• EXERCISE INPUTS:
■ ■ ■

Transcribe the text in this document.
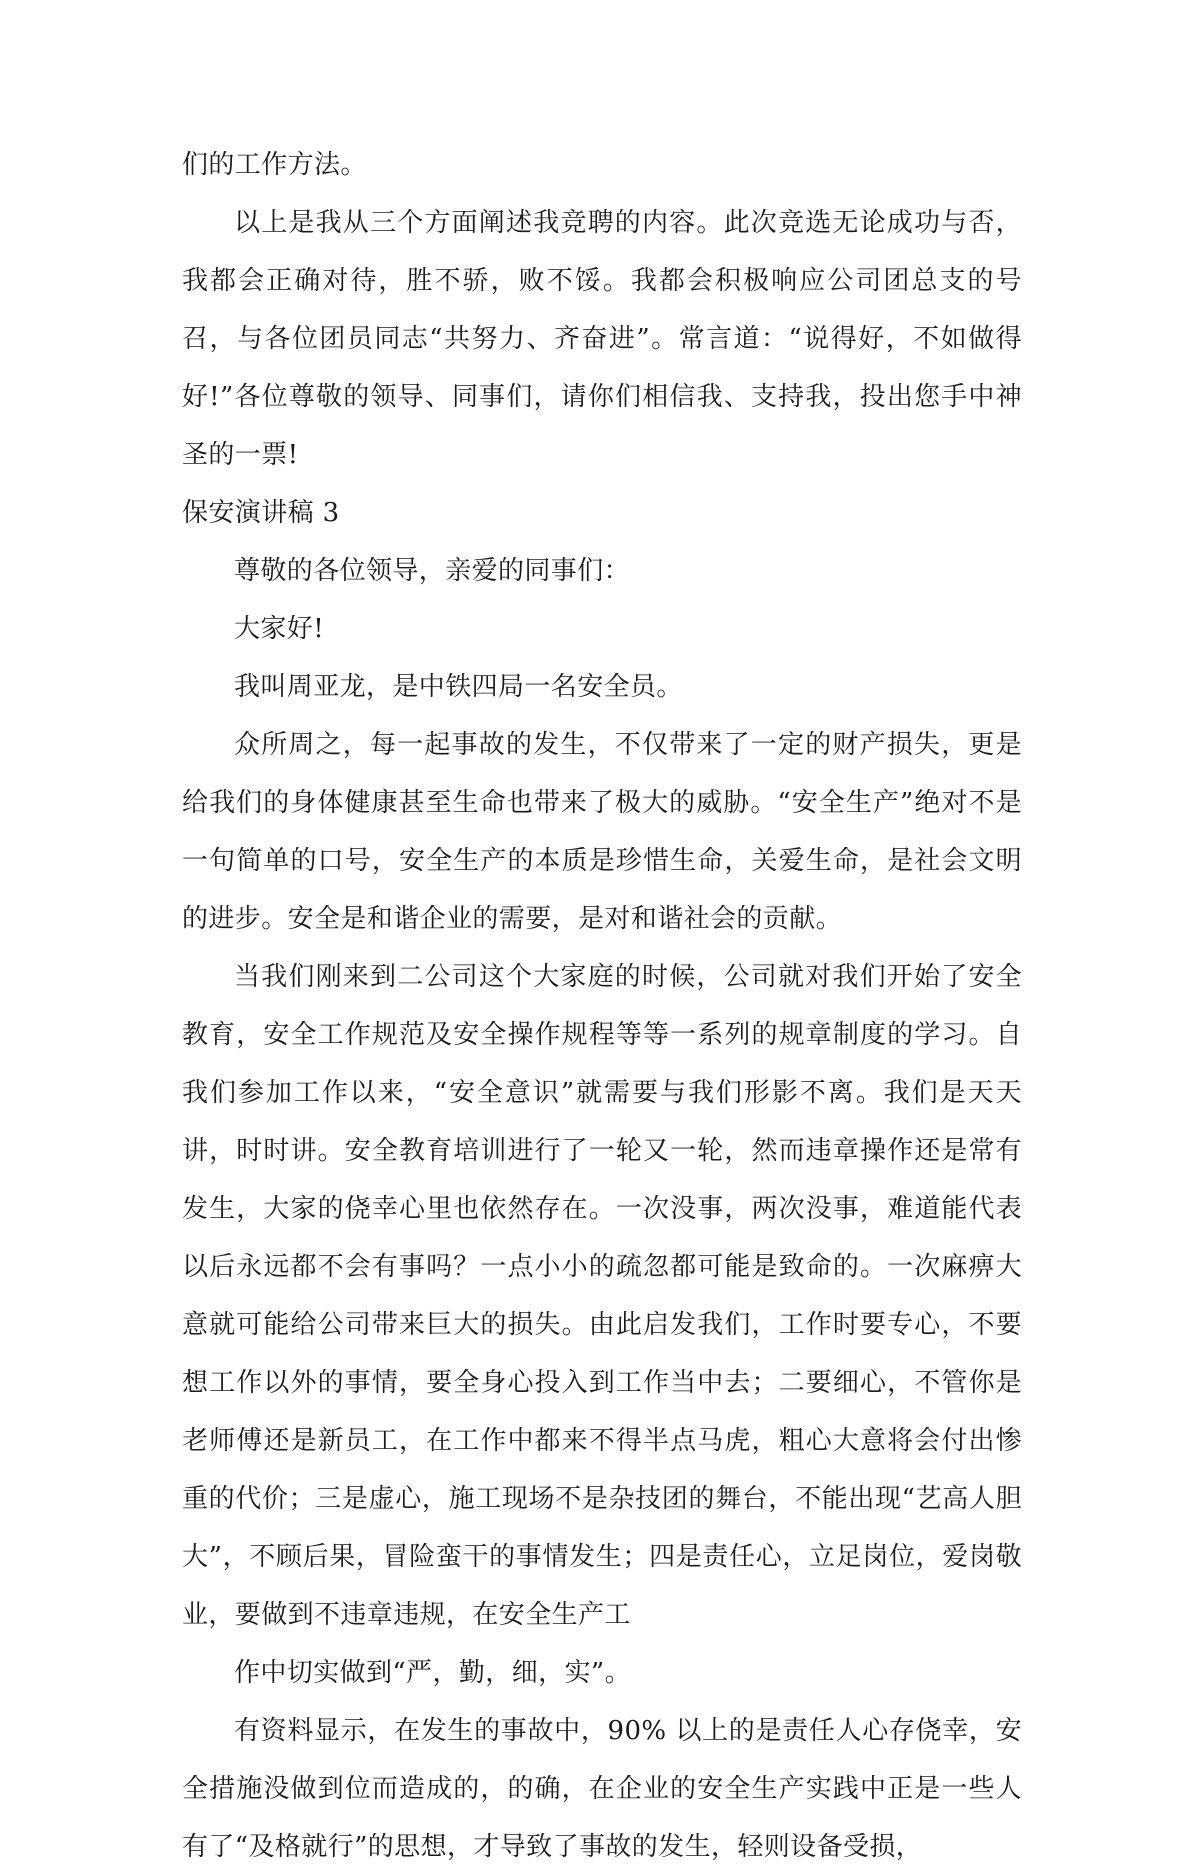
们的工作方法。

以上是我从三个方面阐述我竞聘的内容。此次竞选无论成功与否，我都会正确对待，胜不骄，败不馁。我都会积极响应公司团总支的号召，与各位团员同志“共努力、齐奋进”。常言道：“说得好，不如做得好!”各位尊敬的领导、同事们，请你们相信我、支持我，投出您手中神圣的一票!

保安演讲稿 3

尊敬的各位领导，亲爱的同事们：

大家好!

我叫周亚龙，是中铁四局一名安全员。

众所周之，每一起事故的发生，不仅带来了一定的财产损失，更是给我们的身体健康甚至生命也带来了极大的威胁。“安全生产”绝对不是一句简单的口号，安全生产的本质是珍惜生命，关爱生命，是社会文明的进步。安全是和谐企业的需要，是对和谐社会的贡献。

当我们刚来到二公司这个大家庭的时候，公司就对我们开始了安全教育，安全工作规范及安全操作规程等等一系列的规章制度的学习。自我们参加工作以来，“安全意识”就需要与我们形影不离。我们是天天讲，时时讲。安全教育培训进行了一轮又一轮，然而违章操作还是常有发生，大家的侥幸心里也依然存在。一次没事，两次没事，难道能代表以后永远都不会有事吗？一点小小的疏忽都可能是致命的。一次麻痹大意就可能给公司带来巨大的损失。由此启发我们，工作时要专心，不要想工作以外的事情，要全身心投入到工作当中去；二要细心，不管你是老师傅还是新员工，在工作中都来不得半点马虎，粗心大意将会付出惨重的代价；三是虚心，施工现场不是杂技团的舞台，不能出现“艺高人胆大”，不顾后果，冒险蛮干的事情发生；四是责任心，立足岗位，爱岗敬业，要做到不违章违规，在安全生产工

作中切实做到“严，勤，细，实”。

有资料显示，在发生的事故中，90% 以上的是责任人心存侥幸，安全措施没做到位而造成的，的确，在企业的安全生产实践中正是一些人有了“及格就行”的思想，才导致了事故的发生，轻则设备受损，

■ ■ ■

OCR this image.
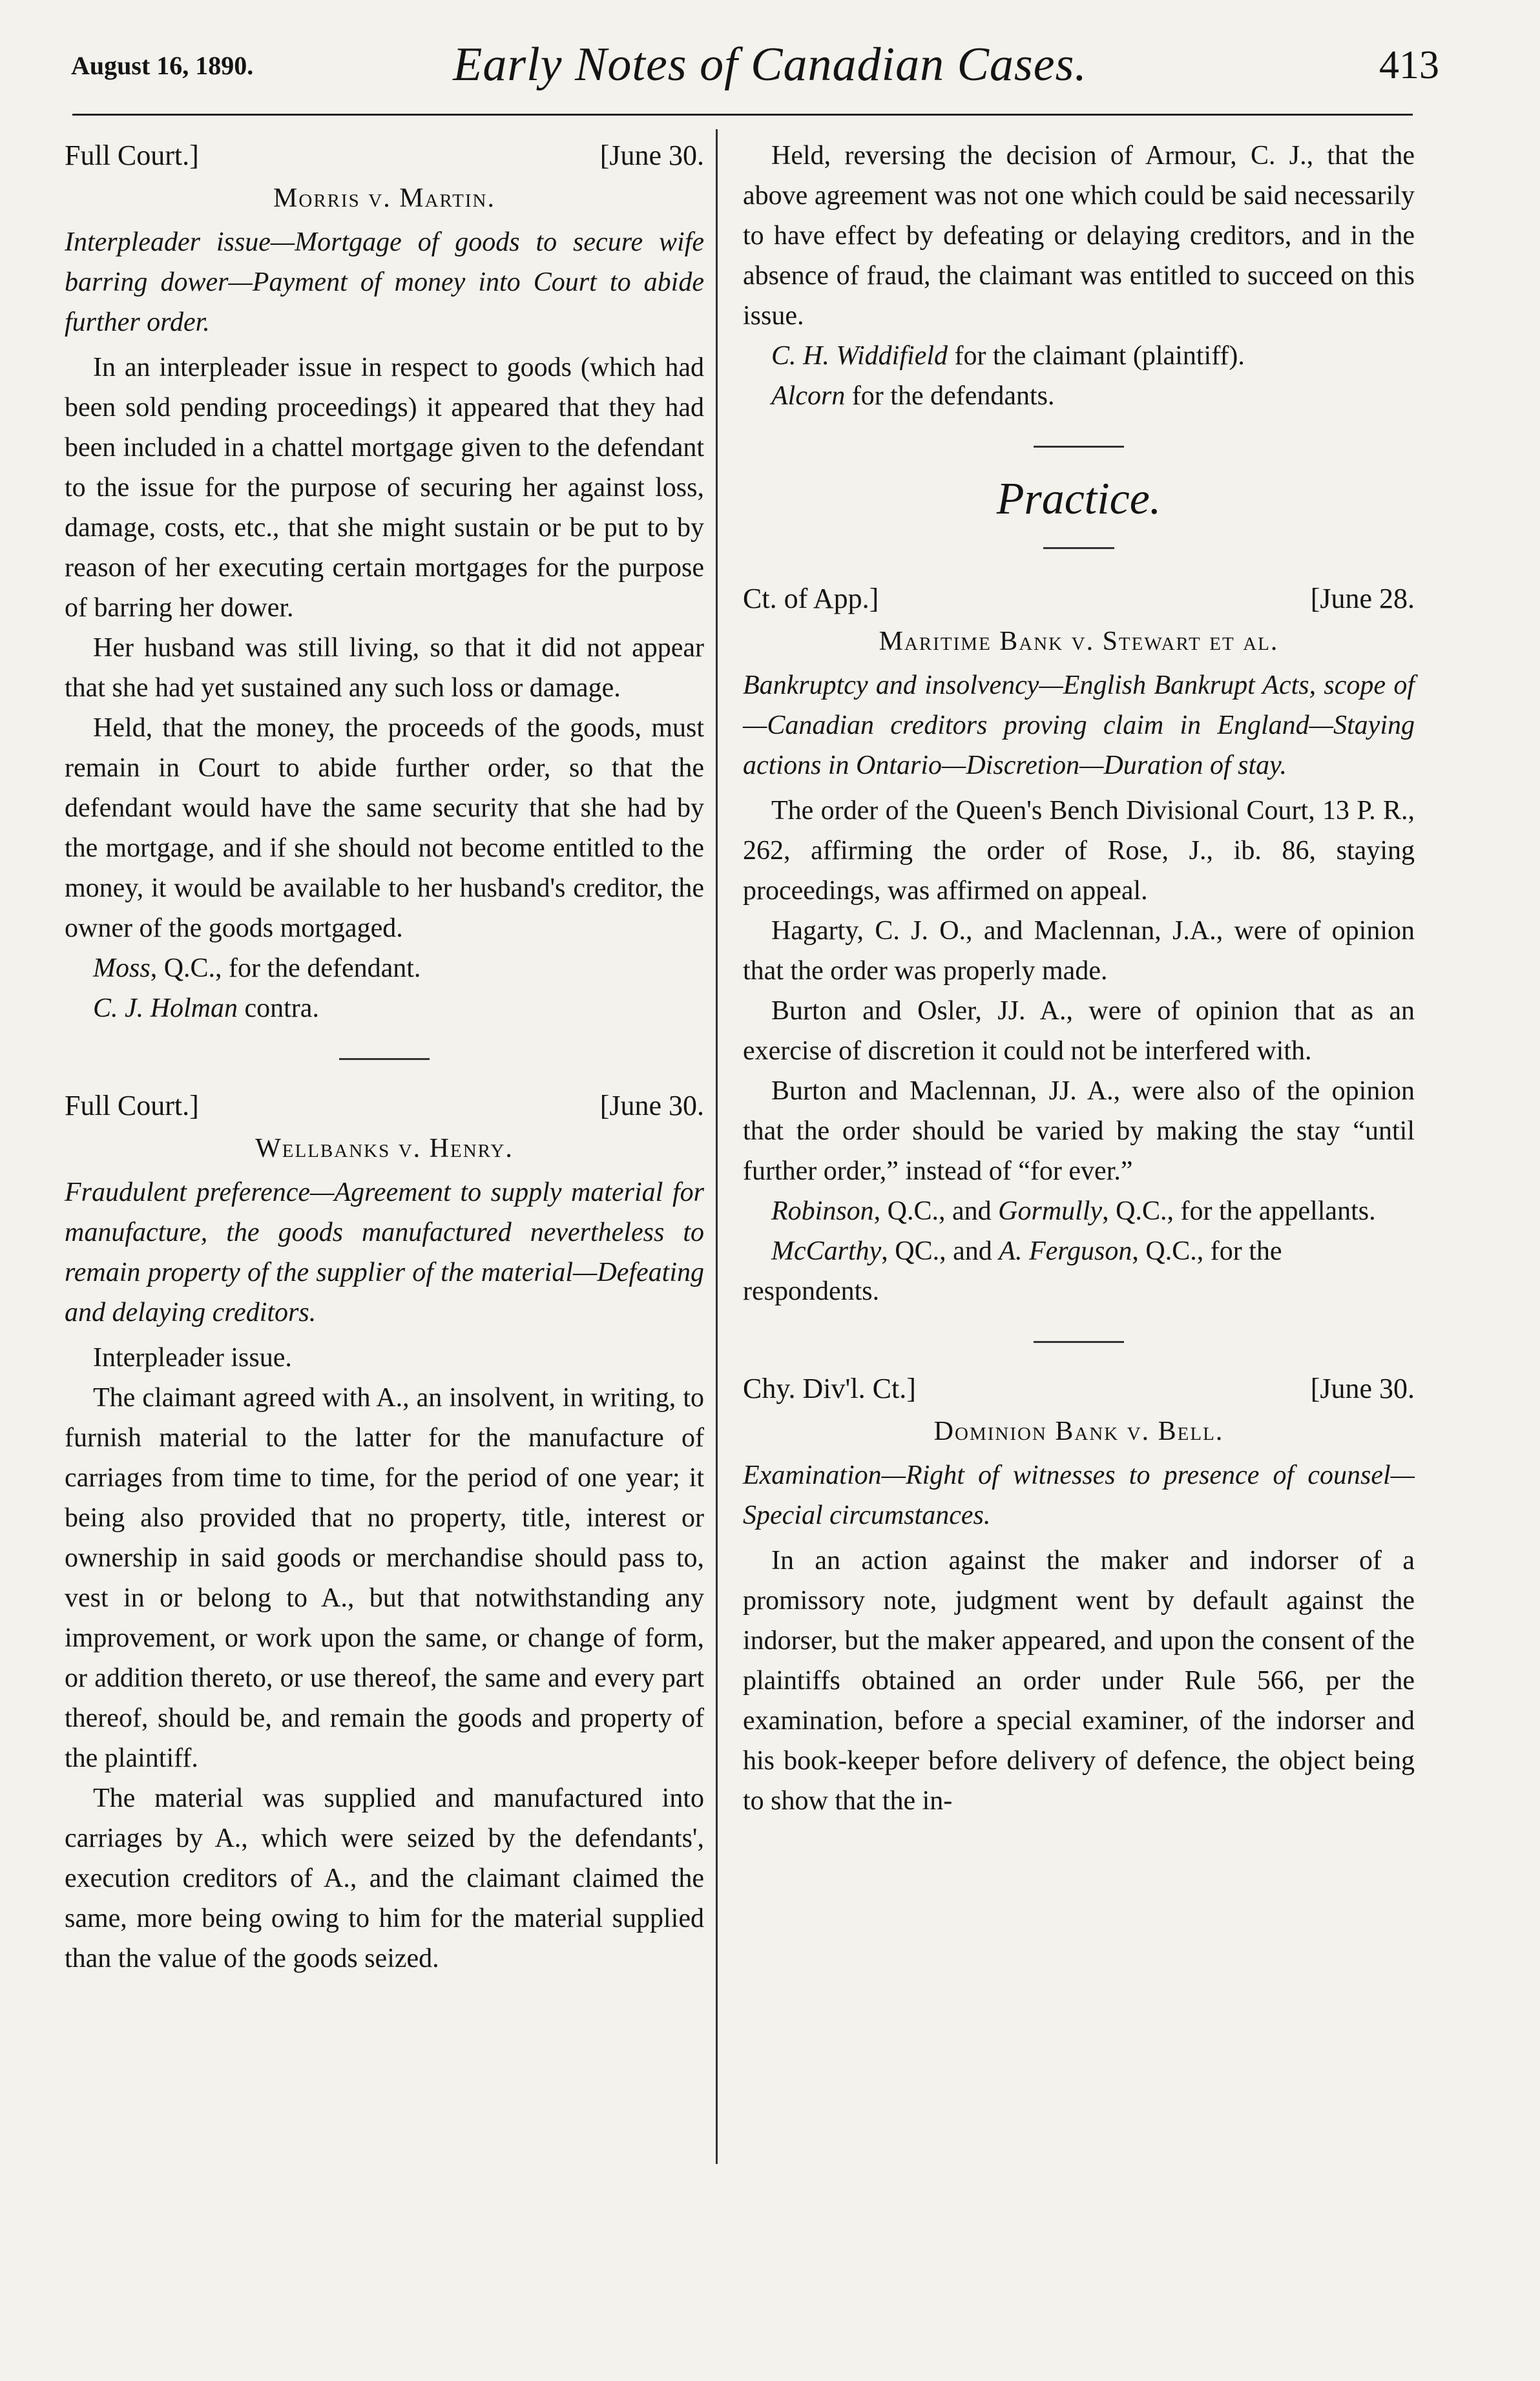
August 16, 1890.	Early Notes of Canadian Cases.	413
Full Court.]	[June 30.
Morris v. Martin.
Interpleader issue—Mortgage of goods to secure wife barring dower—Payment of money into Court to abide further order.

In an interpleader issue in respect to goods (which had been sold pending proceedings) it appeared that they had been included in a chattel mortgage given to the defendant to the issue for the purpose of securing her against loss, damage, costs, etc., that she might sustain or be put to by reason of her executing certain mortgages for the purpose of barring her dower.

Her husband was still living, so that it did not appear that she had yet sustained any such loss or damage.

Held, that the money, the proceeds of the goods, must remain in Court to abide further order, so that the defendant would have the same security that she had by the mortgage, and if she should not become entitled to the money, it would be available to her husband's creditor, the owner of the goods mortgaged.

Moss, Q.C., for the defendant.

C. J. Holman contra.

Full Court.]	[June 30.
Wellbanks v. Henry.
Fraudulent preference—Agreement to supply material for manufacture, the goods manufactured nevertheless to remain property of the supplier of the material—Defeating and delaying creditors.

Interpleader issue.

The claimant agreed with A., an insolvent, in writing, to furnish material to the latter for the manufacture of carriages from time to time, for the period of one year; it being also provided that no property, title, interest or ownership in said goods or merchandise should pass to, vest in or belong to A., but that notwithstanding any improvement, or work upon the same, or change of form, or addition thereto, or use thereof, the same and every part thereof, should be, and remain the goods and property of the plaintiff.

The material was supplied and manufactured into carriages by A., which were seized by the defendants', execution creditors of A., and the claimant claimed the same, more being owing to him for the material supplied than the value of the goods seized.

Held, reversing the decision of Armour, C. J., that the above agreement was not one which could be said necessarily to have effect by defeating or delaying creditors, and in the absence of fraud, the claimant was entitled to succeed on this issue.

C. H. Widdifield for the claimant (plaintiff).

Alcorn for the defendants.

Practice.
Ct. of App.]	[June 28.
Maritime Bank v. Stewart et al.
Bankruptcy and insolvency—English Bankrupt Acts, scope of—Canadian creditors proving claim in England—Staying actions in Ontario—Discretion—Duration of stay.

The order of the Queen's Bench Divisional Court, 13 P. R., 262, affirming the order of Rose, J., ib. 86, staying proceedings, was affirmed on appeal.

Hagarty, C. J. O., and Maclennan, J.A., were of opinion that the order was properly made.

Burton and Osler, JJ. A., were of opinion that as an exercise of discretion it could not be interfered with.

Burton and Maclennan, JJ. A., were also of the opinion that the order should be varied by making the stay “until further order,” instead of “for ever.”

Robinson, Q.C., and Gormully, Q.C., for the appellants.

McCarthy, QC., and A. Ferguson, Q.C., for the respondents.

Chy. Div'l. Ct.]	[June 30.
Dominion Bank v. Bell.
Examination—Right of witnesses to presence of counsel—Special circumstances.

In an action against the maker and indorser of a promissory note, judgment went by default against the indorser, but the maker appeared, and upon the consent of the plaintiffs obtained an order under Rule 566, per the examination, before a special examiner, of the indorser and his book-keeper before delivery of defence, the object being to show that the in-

■ ■ ■

• GIVEN EXERCISE: Copy every line of the material in which the word "could" occurs.

• FINAL ANSWER:
Held, reversing the decision of Armour, C. J., that the above agreement was not one which could be said necessarily to have effect by defeating or delaying creditors, and in the absence of fraud, the claimant was entitled to succeed on this issue.
Burton and Osler, JJ. A., were of opinion that as an exercise of discretion it could not be interfered with.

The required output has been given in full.